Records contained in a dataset
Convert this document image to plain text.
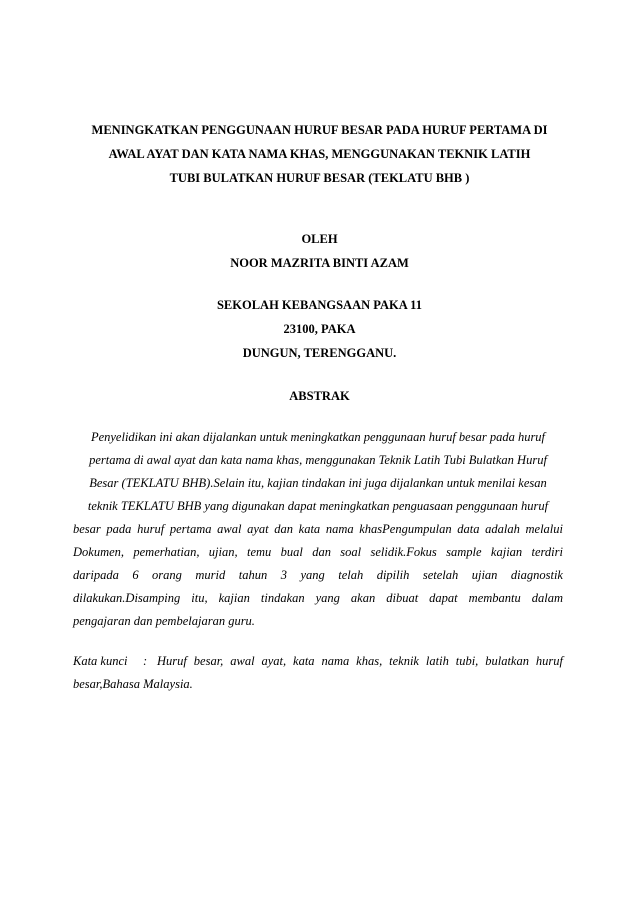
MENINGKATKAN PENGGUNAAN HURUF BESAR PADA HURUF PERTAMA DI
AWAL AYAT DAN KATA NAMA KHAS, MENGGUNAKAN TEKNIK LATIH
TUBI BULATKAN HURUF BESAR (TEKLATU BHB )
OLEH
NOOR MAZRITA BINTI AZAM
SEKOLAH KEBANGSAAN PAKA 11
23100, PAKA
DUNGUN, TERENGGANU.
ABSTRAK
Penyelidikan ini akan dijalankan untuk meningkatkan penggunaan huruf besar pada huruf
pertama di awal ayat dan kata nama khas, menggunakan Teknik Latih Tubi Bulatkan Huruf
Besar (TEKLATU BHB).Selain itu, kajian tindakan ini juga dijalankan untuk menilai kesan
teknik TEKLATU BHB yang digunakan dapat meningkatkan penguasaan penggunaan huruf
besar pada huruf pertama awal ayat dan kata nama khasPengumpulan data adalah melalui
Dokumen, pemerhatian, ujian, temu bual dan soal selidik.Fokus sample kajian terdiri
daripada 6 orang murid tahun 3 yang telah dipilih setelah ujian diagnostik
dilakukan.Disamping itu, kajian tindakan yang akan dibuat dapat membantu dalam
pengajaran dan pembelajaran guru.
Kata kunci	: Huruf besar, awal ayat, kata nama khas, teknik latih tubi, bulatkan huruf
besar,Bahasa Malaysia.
---
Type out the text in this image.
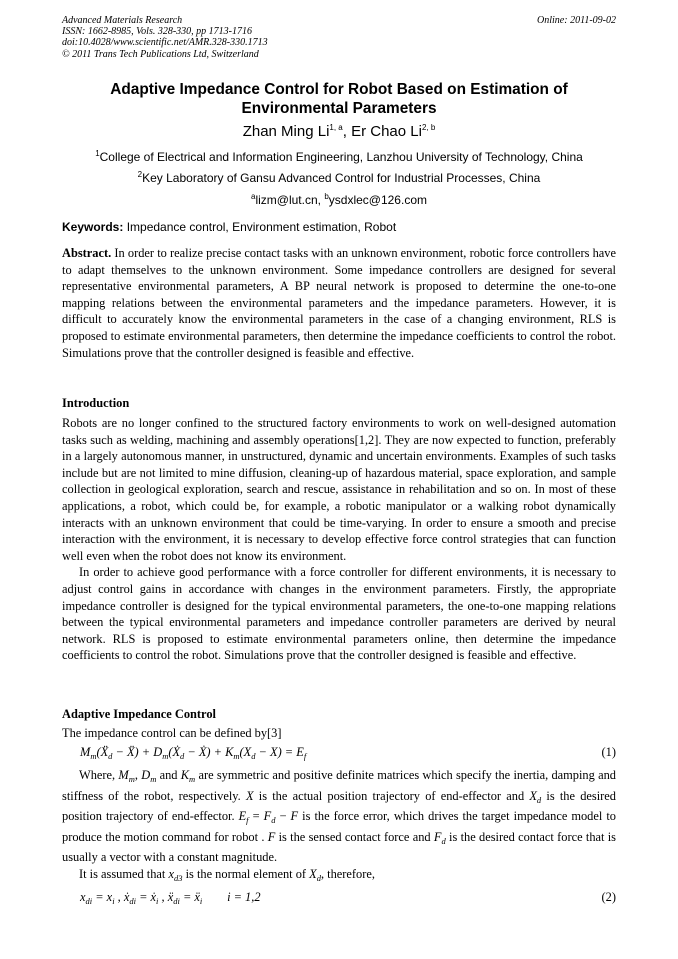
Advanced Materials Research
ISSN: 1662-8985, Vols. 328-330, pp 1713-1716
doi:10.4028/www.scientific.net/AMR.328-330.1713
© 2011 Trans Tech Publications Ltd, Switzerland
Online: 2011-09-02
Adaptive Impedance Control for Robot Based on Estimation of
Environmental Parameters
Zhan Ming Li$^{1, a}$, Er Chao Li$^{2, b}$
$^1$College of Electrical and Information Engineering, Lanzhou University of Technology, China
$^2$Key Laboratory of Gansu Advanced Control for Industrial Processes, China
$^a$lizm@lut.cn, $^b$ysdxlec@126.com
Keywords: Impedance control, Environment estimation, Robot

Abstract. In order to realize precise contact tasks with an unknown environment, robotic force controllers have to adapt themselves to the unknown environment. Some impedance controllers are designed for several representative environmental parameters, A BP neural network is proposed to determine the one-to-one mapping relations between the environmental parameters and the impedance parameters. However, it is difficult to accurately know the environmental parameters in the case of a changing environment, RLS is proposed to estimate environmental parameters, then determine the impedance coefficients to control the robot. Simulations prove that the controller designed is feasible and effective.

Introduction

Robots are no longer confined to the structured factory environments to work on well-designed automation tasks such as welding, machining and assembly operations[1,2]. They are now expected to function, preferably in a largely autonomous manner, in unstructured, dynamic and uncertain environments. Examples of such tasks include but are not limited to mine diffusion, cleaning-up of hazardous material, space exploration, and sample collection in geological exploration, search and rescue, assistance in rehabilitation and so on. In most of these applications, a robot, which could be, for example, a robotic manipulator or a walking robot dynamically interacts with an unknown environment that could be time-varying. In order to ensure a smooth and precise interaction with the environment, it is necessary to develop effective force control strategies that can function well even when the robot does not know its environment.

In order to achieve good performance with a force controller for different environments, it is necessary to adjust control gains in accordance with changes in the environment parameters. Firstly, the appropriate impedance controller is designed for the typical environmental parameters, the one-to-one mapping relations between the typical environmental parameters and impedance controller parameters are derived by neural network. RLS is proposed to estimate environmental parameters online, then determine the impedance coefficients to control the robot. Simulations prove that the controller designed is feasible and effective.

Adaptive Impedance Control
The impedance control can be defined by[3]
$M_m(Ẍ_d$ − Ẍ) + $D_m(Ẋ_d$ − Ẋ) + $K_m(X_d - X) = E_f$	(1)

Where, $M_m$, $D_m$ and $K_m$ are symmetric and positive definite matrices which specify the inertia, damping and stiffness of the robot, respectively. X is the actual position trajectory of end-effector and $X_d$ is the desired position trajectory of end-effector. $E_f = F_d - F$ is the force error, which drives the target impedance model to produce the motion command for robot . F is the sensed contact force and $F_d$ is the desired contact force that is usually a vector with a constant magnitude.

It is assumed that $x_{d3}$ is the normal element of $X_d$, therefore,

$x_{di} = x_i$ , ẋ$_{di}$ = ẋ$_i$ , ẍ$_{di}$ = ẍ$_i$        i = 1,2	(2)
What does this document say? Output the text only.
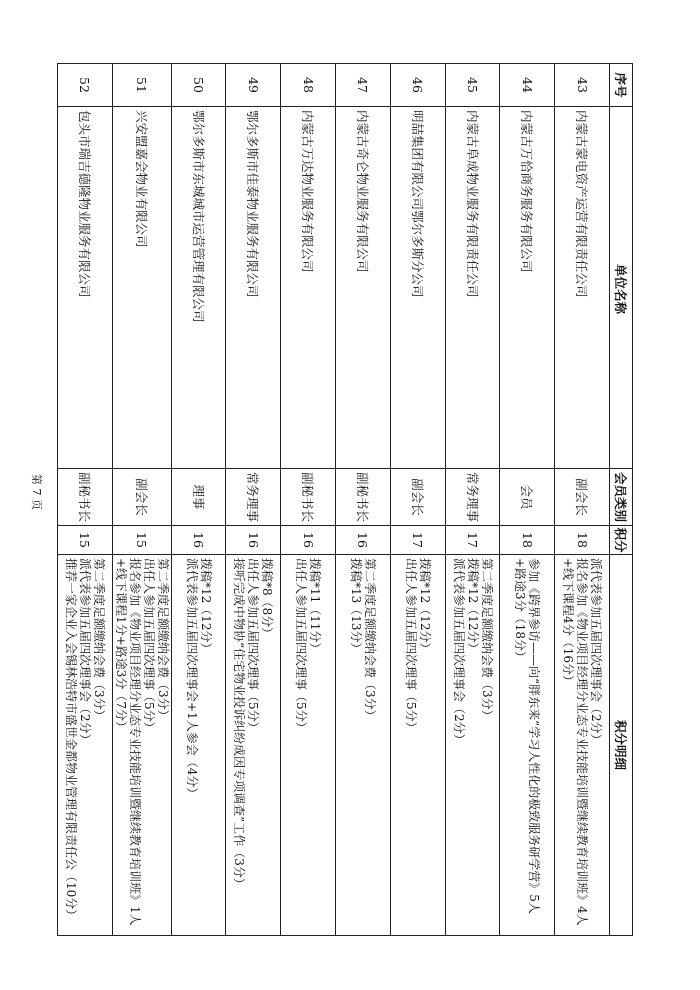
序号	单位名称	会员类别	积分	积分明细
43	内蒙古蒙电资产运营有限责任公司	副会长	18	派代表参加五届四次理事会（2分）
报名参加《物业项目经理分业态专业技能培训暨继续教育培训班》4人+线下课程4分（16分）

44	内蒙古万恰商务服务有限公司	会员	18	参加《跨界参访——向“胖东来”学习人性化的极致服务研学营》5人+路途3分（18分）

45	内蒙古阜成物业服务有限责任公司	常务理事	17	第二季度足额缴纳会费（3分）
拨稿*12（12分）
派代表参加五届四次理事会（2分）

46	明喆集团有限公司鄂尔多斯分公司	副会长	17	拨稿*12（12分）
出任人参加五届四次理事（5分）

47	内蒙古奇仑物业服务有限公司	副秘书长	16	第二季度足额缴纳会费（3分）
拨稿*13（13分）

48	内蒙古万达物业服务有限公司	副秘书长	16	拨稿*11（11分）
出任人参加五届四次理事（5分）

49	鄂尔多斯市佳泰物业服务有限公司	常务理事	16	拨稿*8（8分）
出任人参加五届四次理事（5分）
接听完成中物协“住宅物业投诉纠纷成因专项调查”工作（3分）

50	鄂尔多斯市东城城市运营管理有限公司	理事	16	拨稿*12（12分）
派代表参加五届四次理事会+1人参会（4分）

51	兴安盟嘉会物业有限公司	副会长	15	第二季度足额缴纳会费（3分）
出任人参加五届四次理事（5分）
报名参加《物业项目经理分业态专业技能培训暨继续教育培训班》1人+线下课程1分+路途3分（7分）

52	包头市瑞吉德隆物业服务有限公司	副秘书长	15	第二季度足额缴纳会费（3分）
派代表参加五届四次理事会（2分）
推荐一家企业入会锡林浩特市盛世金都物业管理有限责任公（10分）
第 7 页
==
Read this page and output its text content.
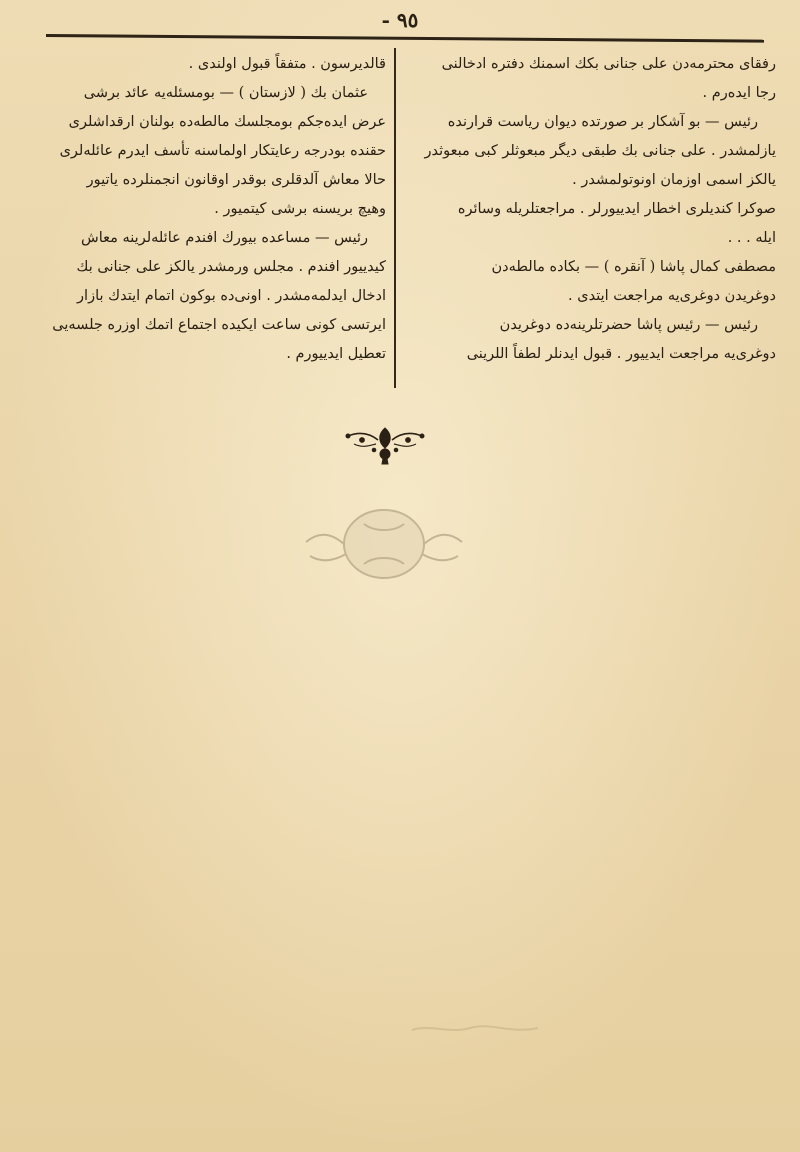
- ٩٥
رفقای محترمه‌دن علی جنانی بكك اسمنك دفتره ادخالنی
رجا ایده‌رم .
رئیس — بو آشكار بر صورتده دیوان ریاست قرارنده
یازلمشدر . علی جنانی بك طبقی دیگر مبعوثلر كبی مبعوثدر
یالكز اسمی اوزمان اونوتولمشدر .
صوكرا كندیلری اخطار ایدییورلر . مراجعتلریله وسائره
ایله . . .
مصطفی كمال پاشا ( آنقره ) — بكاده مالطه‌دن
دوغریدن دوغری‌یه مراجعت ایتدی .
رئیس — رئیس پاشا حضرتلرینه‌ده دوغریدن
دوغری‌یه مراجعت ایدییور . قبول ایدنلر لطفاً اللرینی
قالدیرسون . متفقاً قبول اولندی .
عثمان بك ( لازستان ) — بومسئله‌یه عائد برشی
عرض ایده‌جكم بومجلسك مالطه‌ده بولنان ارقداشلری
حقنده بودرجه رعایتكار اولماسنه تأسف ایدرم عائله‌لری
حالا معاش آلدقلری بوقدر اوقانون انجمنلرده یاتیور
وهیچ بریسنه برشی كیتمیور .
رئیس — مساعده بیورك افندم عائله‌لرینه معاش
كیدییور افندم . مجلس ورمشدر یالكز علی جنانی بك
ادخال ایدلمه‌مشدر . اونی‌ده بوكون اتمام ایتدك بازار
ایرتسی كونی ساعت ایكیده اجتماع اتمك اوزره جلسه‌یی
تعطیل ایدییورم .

» **Problem details**: Which lines above contain "untuk"? Show each of them.

» **Task solution**:
Penyelidikan ini akan dijalankan untuk meningkatkan penggunaan huruf besar pada huruf
Besar (TEKLATU BHB).Selain itu, kajian tindakan ini juga dijalankan untuk menilai kesan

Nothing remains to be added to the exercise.